_What you need to do_:
Search the data for the string "research" and gather each line it is in.

• • • •

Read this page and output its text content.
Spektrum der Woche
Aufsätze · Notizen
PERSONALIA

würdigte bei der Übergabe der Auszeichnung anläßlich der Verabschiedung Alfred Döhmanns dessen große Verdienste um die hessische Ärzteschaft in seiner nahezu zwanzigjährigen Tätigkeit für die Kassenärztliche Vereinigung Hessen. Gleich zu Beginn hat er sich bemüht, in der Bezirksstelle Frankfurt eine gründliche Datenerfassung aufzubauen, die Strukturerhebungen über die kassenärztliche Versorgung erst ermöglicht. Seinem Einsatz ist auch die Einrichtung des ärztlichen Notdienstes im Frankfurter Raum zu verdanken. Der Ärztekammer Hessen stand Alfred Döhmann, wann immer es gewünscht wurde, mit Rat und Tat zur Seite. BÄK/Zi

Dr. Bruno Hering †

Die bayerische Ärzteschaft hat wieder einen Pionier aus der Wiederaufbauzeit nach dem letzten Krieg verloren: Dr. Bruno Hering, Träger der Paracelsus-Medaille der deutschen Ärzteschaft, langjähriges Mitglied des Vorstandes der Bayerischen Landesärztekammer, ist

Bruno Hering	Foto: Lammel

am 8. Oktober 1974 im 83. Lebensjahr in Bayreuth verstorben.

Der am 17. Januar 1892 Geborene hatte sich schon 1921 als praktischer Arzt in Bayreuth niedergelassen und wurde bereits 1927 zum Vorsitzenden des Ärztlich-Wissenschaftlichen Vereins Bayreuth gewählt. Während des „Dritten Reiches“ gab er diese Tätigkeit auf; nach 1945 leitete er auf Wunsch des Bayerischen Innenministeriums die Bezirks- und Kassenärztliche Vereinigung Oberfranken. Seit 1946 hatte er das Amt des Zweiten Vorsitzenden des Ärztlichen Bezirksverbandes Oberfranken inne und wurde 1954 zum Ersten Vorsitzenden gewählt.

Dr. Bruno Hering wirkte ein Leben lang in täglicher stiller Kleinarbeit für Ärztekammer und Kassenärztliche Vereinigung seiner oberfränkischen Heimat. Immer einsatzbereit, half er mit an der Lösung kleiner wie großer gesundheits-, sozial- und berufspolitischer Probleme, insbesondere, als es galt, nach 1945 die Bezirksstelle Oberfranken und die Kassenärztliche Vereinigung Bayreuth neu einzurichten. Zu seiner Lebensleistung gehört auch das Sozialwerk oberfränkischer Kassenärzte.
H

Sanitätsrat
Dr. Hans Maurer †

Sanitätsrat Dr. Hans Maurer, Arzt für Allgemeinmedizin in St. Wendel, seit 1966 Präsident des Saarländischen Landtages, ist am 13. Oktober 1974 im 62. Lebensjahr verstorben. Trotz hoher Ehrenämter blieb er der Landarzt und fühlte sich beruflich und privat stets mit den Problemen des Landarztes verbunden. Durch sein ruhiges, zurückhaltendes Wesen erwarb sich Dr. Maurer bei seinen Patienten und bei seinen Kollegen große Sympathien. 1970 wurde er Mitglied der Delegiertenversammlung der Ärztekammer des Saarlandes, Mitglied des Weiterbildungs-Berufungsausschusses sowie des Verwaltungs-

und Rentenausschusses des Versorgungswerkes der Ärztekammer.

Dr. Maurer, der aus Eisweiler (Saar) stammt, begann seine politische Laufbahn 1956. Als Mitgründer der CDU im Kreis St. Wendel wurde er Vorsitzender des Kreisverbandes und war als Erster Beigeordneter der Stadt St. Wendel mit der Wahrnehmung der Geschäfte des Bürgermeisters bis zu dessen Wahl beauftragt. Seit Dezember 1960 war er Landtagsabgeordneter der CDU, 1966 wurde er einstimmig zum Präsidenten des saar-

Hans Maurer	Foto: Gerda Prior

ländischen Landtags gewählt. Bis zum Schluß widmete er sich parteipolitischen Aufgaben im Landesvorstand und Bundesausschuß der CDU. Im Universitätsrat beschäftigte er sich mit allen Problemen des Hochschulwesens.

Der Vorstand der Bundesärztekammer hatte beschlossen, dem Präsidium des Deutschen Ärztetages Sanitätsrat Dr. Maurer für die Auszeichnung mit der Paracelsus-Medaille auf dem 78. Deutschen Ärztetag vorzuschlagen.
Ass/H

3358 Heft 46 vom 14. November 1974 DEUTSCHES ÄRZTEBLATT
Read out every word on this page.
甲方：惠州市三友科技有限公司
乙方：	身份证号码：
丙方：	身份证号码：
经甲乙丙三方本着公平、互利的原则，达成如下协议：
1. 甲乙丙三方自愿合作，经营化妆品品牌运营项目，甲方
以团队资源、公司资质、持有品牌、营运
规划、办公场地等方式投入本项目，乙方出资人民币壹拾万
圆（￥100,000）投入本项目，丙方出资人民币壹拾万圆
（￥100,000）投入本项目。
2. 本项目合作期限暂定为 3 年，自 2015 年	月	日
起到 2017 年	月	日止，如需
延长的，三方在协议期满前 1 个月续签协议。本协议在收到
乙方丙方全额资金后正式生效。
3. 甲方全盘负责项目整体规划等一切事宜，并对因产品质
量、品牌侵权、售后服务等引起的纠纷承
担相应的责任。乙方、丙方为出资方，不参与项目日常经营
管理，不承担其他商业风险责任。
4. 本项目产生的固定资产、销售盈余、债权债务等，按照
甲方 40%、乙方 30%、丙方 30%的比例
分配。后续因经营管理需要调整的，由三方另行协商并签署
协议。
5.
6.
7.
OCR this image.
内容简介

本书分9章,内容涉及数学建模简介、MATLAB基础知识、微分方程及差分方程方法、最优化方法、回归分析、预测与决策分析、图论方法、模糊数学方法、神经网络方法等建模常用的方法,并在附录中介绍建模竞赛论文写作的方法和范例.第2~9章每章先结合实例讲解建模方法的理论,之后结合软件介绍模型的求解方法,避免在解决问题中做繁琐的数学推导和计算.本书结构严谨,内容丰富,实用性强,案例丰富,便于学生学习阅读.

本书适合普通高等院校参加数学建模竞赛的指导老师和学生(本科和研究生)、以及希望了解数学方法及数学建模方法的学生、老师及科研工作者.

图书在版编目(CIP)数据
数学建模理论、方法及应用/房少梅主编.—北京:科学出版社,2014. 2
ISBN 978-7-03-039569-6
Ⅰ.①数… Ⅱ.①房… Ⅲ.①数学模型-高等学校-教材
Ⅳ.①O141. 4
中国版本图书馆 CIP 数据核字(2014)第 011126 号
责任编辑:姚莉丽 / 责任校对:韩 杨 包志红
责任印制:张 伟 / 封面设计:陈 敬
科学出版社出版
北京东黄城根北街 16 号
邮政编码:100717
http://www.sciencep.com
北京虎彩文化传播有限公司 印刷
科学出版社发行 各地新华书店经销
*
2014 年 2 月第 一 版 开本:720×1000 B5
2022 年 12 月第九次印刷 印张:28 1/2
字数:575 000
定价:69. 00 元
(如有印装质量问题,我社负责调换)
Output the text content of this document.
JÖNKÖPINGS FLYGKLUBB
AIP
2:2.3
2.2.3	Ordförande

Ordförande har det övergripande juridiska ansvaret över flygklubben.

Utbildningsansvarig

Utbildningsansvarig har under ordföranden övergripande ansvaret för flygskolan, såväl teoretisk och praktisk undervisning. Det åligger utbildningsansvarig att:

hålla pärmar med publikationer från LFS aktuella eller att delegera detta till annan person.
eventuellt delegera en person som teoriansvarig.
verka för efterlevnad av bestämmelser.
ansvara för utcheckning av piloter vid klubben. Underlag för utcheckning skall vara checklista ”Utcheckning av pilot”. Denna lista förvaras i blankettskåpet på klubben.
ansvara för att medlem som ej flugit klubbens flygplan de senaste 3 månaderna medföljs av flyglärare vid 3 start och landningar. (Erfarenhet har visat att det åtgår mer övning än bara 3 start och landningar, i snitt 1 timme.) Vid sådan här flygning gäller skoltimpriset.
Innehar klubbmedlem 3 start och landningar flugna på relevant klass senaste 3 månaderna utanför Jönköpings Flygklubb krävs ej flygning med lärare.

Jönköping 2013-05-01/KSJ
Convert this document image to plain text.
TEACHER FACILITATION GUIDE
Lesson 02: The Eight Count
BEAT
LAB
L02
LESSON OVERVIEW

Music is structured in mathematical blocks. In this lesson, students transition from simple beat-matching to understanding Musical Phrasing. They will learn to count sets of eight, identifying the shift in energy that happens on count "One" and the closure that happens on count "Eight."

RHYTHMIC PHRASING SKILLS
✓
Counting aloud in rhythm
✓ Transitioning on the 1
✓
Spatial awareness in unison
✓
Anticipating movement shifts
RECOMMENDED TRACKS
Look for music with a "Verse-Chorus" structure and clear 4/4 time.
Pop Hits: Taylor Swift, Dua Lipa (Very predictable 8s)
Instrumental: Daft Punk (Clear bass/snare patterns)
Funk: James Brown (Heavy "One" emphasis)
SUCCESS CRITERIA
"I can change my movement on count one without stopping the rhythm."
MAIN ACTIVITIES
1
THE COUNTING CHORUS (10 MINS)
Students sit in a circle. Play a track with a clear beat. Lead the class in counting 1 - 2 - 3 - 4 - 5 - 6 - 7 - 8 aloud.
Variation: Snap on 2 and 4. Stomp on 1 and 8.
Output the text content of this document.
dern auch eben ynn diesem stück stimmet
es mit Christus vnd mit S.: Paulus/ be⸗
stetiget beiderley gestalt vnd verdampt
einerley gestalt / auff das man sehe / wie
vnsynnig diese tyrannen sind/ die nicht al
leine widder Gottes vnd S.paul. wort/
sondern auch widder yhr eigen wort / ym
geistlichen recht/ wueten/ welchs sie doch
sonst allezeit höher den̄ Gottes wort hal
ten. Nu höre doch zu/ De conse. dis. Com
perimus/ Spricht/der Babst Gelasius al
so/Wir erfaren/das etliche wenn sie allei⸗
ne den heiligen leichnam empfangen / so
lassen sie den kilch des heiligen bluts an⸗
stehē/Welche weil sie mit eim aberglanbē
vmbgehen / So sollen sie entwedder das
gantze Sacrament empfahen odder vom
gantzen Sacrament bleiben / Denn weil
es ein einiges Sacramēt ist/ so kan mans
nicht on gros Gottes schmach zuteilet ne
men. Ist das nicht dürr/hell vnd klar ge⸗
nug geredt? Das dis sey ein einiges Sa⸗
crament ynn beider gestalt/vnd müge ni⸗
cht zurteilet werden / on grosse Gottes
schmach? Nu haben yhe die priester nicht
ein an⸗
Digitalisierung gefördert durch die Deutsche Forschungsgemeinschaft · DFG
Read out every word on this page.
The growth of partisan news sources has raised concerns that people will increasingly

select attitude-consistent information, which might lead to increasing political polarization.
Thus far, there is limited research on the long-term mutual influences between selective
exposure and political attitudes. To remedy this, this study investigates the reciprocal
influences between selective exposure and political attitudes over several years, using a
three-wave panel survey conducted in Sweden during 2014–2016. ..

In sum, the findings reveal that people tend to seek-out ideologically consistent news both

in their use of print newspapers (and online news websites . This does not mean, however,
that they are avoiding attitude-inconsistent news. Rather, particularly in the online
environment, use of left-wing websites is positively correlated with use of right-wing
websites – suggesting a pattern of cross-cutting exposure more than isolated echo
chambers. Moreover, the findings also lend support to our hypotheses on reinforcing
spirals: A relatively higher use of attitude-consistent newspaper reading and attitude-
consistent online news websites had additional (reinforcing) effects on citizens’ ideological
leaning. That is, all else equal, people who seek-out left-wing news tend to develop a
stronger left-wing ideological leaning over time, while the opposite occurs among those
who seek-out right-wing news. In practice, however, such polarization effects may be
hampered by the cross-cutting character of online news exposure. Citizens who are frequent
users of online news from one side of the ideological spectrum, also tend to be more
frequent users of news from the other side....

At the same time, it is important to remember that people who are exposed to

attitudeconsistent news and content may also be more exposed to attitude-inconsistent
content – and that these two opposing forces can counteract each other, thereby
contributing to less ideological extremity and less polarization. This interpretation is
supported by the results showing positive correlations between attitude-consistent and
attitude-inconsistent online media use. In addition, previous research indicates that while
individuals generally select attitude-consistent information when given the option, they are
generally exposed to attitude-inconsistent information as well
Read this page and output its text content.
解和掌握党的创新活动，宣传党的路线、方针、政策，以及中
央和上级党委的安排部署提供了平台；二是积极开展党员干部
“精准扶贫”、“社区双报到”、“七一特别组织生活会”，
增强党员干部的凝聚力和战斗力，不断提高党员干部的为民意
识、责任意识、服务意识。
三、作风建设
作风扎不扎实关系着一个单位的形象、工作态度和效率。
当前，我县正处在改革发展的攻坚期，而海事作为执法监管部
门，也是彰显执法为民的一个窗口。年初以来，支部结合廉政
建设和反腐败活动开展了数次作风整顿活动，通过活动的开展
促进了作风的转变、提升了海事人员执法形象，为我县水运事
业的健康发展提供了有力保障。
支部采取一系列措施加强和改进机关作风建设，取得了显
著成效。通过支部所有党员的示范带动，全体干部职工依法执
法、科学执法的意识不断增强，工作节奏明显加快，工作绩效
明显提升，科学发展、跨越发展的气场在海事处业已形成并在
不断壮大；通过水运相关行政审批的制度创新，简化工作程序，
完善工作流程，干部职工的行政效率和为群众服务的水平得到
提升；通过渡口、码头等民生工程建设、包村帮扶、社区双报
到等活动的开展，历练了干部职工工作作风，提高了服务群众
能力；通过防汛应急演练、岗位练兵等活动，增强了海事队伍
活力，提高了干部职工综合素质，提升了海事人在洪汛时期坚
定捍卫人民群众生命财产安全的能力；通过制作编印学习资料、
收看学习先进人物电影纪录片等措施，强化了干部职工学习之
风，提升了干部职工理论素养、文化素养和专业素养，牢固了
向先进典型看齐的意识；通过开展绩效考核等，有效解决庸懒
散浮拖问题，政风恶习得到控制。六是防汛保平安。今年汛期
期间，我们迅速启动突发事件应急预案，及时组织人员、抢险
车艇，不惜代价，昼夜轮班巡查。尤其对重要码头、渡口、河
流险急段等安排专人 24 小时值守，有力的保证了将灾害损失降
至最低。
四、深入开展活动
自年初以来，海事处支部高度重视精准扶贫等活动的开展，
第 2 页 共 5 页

• • • •

_Full solution_:
Thus far, there is limited research on the long-term mutual influences between selective
attitude-inconsistent online media use. In addition, previous research indicates that while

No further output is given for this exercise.